──────── RECORDED DATA
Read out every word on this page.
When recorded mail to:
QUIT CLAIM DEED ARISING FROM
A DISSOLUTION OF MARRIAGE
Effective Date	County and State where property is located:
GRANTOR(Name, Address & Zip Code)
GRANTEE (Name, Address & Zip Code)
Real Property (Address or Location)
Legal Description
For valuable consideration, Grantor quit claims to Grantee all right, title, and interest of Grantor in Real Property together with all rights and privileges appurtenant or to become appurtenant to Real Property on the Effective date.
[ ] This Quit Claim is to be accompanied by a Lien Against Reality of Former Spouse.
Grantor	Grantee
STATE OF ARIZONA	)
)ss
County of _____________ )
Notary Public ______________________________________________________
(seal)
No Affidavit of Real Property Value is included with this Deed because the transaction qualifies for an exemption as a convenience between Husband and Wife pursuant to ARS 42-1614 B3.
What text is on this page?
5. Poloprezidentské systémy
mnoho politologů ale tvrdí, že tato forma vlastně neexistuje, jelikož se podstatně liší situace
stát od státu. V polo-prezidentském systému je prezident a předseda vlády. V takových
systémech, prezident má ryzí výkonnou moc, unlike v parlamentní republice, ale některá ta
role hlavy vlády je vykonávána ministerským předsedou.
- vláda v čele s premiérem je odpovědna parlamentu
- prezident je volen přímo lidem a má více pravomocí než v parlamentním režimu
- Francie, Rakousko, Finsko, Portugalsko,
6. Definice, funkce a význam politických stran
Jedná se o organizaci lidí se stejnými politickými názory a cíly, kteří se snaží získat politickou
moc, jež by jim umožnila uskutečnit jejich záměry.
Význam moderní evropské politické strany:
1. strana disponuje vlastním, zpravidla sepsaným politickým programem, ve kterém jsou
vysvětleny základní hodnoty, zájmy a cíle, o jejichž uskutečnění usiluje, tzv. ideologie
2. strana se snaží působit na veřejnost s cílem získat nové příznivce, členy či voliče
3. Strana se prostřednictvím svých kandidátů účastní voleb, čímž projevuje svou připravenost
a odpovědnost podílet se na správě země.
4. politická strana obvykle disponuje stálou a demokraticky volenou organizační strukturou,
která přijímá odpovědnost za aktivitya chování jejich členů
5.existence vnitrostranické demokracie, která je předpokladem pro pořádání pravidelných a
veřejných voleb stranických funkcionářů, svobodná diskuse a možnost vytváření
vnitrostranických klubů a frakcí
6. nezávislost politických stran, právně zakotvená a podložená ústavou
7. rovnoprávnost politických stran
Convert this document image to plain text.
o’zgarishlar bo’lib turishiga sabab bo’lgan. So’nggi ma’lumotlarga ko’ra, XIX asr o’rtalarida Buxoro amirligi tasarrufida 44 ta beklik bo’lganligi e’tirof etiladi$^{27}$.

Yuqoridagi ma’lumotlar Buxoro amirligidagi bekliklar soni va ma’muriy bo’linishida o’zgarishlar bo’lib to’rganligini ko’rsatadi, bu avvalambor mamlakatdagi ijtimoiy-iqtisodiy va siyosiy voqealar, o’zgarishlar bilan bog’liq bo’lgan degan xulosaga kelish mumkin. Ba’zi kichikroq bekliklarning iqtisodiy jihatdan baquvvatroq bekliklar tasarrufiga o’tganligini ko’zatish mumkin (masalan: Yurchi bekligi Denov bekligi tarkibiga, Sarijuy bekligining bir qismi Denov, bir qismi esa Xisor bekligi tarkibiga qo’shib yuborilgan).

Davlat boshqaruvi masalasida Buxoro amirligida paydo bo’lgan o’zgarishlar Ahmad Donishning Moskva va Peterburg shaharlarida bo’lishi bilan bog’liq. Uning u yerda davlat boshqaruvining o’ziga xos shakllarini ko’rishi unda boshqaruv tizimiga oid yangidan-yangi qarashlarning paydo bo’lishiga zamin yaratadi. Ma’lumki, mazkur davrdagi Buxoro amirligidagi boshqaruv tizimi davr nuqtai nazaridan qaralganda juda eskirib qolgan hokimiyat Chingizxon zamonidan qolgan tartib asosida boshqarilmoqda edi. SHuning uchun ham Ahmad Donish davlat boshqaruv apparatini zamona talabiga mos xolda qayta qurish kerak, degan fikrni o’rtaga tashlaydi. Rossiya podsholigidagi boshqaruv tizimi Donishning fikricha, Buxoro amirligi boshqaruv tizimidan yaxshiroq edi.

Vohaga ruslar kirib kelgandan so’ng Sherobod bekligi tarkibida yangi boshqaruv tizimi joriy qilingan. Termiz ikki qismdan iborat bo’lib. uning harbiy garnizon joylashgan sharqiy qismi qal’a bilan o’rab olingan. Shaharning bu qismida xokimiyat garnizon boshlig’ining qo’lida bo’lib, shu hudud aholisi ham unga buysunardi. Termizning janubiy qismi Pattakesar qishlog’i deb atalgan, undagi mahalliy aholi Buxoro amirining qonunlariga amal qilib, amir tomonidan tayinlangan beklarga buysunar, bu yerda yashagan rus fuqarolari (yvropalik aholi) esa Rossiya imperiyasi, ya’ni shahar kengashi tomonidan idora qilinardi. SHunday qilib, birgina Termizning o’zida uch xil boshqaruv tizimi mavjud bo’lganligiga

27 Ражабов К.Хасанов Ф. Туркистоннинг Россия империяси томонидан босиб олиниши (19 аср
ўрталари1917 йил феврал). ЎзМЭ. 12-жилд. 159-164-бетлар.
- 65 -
────────────────
• WORK TO BE COMPLETED
Read the lines above. Gather those in which the string "County" is found.

• TASK ANSWER
Effective Date	County and State where property is located:
County of _____________ )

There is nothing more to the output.